Goal>
Pull every line of the entries that has the word "victim".

Data for processing>
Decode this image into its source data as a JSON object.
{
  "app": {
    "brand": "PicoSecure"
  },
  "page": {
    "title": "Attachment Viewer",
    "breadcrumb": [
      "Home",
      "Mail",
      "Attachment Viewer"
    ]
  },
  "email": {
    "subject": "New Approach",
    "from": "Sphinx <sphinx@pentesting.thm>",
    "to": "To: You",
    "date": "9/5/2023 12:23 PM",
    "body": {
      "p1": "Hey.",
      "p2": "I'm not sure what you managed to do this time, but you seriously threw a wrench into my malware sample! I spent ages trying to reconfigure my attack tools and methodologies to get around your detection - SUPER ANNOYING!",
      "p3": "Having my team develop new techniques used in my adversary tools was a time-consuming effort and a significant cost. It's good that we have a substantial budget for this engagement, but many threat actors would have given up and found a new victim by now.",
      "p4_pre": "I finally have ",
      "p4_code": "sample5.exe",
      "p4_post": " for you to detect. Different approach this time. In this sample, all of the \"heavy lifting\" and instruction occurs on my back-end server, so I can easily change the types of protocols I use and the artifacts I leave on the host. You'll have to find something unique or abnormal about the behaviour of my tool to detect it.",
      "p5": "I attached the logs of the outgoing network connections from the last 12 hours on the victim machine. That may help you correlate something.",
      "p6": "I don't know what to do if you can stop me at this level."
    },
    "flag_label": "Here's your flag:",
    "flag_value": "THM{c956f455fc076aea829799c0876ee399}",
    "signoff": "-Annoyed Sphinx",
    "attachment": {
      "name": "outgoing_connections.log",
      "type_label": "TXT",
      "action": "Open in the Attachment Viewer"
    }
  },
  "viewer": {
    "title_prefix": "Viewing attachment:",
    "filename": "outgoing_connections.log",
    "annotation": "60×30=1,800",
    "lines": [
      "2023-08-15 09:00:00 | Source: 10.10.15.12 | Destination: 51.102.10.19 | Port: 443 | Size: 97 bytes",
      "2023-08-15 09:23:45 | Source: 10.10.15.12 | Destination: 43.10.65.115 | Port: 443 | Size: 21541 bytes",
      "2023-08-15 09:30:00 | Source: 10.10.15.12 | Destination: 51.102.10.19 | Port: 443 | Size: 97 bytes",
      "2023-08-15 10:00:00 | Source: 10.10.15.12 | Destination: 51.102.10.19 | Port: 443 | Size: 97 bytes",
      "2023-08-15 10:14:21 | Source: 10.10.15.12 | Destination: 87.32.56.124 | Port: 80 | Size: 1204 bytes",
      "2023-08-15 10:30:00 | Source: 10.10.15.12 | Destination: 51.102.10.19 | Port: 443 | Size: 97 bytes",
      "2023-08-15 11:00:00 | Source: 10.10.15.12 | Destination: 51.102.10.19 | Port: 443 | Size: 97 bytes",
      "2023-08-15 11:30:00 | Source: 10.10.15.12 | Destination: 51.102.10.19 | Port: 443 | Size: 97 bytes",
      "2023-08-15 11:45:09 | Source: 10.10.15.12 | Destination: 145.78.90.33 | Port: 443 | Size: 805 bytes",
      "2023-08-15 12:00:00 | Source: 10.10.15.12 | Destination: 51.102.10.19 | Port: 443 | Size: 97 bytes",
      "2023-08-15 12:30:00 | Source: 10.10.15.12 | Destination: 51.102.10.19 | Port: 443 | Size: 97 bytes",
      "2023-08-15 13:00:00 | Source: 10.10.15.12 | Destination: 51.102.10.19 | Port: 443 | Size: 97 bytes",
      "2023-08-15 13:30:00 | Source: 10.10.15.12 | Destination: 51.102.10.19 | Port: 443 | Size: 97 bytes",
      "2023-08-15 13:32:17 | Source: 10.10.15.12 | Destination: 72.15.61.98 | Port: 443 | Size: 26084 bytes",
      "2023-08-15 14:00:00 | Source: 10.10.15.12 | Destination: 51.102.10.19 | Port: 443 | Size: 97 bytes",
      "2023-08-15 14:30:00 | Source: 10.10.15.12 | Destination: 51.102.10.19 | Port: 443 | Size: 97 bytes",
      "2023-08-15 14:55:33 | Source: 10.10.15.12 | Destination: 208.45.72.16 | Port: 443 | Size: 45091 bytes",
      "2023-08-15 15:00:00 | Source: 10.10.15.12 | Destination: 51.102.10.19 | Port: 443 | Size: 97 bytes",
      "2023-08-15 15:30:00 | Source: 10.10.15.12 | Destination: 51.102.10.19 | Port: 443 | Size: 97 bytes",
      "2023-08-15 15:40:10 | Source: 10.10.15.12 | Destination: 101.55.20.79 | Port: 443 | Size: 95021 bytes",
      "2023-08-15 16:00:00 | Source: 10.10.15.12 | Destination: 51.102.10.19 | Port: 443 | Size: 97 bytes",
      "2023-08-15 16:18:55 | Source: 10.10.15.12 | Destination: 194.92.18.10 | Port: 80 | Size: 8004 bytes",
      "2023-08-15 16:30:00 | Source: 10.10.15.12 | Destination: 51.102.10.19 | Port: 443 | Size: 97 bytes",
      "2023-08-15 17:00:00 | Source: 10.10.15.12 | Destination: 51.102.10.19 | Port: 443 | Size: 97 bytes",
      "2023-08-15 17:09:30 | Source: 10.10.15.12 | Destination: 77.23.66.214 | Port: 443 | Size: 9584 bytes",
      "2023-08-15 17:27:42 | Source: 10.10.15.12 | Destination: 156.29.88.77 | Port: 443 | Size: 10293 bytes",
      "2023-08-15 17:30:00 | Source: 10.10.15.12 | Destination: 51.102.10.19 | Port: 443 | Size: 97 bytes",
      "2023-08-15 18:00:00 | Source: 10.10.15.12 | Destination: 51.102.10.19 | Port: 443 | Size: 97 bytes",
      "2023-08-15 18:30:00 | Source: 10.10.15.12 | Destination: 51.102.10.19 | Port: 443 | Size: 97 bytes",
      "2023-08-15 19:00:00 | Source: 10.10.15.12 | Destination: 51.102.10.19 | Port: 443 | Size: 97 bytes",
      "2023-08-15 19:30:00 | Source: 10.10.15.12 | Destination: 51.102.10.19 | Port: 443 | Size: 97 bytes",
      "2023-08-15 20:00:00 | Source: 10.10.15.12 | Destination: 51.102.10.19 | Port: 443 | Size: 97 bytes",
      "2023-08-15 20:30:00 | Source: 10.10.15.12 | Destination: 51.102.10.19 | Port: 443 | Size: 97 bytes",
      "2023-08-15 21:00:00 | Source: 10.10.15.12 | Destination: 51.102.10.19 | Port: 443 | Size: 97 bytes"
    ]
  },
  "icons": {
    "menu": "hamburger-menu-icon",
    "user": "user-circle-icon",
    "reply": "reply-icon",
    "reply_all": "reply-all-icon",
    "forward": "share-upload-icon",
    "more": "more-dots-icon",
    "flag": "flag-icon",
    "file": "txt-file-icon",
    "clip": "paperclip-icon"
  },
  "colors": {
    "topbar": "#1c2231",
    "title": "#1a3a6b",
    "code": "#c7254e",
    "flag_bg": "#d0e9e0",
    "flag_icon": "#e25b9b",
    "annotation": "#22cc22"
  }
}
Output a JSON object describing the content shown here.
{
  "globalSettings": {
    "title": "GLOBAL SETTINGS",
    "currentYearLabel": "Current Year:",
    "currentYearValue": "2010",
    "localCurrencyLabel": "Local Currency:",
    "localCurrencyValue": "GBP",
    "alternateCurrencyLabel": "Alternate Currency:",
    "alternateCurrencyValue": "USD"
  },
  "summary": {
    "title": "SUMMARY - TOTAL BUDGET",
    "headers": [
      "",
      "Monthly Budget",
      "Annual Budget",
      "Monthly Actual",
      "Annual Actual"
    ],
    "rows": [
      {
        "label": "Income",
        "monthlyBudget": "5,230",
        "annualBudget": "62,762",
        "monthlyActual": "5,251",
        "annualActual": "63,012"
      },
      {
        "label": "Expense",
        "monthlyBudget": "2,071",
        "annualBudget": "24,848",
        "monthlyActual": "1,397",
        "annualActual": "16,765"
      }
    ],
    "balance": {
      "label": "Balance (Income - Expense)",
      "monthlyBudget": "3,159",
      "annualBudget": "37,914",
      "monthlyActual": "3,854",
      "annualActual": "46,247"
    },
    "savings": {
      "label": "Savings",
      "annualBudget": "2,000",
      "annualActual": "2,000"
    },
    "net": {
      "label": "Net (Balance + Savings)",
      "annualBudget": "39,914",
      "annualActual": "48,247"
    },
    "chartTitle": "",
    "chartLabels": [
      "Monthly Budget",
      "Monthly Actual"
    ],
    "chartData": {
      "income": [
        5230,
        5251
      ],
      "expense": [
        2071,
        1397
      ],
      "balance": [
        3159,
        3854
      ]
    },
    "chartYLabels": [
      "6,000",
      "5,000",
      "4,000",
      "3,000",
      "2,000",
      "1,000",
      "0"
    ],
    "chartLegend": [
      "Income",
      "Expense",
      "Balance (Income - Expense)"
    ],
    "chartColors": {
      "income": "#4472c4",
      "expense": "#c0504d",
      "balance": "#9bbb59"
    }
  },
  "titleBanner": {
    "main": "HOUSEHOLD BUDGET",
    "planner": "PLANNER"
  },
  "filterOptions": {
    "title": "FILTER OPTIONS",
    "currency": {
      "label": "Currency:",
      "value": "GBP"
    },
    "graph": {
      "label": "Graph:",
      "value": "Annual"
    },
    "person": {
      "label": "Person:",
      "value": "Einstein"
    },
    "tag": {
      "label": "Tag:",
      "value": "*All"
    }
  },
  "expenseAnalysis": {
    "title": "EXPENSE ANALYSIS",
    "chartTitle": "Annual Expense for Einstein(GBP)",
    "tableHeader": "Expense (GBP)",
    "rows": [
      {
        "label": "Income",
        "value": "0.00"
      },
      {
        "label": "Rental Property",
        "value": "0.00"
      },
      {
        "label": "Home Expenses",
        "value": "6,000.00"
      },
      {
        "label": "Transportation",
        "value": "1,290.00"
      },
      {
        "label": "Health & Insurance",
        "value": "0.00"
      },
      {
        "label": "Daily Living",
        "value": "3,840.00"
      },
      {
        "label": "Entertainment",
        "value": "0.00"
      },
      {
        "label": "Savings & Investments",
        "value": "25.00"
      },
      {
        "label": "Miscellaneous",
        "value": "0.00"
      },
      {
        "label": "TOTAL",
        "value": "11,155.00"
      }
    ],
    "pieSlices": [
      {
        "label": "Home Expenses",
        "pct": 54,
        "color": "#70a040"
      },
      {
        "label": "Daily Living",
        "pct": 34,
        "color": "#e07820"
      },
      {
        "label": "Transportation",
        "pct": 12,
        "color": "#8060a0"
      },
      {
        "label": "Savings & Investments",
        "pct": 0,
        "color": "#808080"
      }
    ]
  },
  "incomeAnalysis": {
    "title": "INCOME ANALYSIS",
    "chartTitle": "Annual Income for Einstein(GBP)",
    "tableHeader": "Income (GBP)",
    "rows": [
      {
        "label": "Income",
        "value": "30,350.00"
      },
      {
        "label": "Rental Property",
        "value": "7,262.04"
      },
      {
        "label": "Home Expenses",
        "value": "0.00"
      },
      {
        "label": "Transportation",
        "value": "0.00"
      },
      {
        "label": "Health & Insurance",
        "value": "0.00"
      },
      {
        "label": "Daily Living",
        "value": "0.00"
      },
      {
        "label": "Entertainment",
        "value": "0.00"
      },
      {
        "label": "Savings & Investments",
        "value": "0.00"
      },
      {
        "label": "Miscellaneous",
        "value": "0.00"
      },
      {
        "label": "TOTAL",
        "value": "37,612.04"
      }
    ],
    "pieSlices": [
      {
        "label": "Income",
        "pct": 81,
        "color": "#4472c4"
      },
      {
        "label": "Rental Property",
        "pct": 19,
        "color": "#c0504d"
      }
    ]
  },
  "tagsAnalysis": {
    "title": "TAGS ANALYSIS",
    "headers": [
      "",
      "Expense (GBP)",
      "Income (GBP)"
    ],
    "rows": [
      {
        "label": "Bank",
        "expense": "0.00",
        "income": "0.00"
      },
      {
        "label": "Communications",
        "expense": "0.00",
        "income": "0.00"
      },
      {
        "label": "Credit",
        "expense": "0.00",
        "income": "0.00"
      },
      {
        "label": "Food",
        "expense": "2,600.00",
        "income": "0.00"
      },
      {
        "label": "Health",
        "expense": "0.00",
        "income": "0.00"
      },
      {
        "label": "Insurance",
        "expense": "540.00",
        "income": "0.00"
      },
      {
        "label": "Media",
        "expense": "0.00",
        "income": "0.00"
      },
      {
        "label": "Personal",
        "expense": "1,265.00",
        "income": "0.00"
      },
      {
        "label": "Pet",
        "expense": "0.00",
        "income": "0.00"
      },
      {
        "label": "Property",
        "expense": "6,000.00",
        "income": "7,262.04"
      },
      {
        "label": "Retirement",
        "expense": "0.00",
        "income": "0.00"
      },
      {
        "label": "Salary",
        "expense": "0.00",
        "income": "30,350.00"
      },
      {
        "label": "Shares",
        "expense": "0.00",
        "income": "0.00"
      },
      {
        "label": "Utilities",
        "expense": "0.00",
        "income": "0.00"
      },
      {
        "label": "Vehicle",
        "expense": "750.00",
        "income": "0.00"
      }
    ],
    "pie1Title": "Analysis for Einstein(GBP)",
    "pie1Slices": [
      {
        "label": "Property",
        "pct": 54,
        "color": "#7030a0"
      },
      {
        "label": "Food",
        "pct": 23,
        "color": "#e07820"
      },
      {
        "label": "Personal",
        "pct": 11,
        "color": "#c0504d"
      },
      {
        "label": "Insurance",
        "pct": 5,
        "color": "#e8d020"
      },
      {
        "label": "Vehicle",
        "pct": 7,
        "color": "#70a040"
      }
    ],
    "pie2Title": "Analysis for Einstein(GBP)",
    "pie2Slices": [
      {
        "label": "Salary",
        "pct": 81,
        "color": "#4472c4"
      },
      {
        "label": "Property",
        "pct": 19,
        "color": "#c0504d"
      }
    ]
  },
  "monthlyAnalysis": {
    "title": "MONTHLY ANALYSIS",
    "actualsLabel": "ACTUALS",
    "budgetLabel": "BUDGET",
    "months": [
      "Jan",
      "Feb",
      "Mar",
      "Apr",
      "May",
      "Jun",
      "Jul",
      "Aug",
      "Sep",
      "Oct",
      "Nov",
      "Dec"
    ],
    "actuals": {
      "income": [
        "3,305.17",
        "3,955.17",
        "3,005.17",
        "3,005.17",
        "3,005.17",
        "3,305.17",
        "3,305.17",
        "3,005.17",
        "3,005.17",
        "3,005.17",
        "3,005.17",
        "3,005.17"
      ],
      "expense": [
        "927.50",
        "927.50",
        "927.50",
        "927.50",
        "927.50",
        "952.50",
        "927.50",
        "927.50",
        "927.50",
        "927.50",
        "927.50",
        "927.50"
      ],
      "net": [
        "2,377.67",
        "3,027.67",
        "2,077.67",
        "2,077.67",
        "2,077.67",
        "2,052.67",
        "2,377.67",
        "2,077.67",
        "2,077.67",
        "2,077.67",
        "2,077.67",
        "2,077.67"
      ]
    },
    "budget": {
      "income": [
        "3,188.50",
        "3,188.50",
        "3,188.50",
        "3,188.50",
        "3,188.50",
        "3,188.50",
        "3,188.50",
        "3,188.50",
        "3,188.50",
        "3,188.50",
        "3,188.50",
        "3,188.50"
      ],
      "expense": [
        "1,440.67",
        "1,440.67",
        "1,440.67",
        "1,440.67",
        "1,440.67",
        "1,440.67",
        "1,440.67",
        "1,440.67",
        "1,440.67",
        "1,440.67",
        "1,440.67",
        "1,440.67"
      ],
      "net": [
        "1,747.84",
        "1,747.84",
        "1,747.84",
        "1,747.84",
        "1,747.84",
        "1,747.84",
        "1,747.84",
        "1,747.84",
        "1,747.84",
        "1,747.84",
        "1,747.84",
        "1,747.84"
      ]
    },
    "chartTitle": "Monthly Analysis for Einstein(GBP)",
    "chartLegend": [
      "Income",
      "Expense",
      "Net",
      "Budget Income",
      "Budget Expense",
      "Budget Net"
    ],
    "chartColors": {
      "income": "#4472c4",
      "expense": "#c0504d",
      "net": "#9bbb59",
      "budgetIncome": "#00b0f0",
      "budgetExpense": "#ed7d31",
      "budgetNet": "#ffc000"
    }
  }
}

Task output>
      "p3": "Having my team develop new techniques used in my adversary tools was a time-consuming effort and a significant cost. It's good that we have a substantial budget for this engagement, but many threat actors would have given up and found a new victim by now.",
      "p5": "I attached the logs of the outgoing network connections from the last 12 hours on the victim machine. That may help you correlate something.",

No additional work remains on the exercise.